* _Extracted information_
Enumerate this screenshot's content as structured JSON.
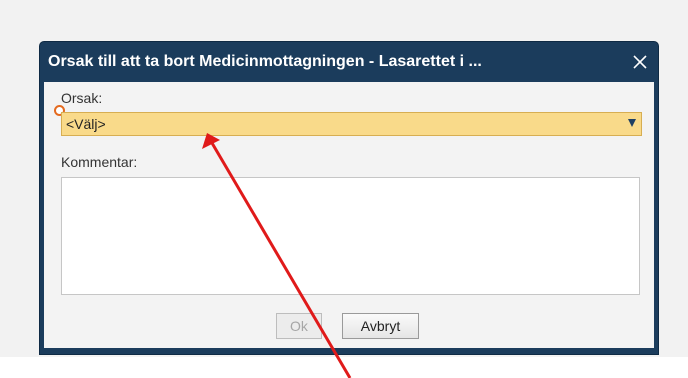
{
  "dialog": {
    "title": "Orsak till att ta bort Medicinmottagningen - Lasarettet i ...",
    "close_symbol": "✕",
    "reason_label": "Orsak:",
    "reason_selected": "<Välj>",
    "comment_label": "Kommentar:",
    "comment_value": "",
    "ok_label": "Ok",
    "cancel_label": "Avbryt"
  },
  "icons": {
    "close": "close-icon",
    "dropdown": "chevron-down-icon",
    "required": "required-marker-icon"
  },
  "colors": {
    "titlebar": "#1b3c5c",
    "select_background": "#f9da8a",
    "required_marker": "#e46a1f",
    "annotation_arrow": "#e01a1a"
  }
}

* _Short task_
Apart from the pictures, the entries above are to be repeated in full and exactly.

* _The response_
Enumerate this screenshot's content as structured JSON.
{
  "dialog": {
    "title": "Orsak till att ta bort Medicinmottagningen - Lasarettet i ...",
    "close_symbol": "✕",
    "reason_label": "Orsak:",
    "reason_selected": "<Välj>",
    "comment_label": "Kommentar:",
    "comment_value": "",
    "ok_label": "Ok",
    "cancel_label": "Avbryt"
  },
  "icons": {
    "close": "close-icon",
    "dropdown": "chevron-down-icon",
    "required": "required-marker-icon"
  },
  "colors": {
    "titlebar": "#1b3c5c",
    "select_background": "#f9da8a",
    "required_marker": "#e46a1f",
    "annotation_arrow": "#e01a1a"
  }
}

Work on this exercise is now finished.